THE REQUEST>
Gather all lines in the records below that include the word "folder".

[Stored data entries]
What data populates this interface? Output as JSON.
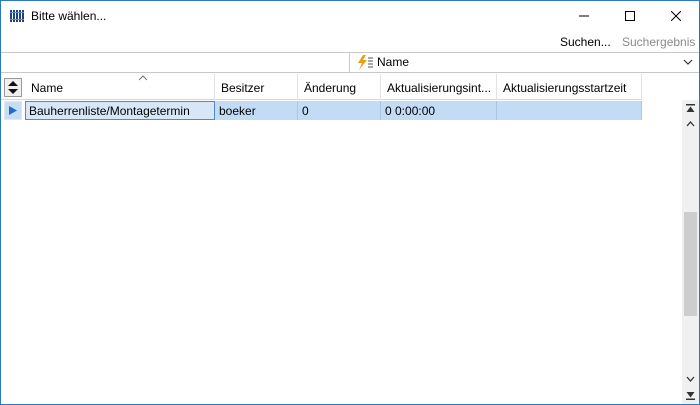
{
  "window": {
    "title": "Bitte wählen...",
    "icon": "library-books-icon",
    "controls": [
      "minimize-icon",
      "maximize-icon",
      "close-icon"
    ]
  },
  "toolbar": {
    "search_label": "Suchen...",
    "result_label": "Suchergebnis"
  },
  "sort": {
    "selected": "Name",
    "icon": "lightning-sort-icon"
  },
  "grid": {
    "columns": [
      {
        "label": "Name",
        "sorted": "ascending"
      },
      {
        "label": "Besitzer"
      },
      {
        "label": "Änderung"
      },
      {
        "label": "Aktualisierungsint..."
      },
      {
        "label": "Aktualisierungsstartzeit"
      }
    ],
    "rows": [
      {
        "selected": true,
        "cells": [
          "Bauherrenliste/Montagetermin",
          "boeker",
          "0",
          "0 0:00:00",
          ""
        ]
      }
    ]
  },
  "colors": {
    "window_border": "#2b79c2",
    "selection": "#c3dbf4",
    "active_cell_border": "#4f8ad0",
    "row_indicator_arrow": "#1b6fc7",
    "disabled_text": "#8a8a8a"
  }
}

* * *

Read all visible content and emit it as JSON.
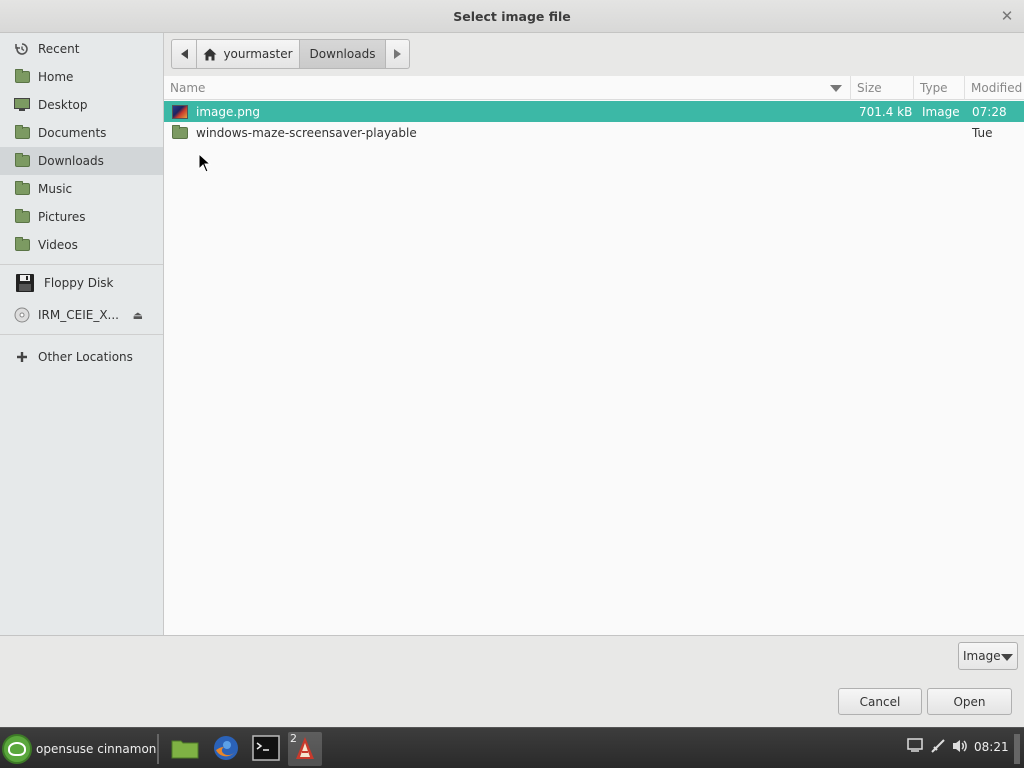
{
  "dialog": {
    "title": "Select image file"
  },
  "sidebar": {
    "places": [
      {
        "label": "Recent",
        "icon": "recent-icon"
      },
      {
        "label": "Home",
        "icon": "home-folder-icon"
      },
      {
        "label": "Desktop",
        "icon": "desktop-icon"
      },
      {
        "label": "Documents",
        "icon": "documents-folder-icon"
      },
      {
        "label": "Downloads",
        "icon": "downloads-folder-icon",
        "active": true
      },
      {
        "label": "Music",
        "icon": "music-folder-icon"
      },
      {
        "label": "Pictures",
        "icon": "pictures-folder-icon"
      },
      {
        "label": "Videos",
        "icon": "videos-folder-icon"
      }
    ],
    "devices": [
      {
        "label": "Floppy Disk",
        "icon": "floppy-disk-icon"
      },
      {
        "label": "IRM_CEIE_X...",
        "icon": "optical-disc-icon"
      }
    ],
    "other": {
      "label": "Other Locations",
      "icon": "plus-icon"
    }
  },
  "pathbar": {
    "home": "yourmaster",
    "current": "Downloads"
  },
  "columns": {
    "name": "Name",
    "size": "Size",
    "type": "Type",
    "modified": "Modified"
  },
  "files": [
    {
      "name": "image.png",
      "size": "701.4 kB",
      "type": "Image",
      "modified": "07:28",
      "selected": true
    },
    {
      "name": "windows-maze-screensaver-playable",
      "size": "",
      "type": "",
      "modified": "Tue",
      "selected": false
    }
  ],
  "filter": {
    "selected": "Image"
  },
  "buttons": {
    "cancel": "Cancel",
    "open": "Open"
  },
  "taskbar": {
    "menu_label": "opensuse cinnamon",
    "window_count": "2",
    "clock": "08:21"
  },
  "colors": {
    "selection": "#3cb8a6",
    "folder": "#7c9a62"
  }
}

EXERCISE RESPONSE>
        "icon": "home-folder-icon"
        "icon": "documents-folder-icon"
        "icon": "downloads-folder-icon",
        "icon": "music-folder-icon"
        "icon": "pictures-folder-icon"
        "icon": "videos-folder-icon"
    "folder": "#7c9a62"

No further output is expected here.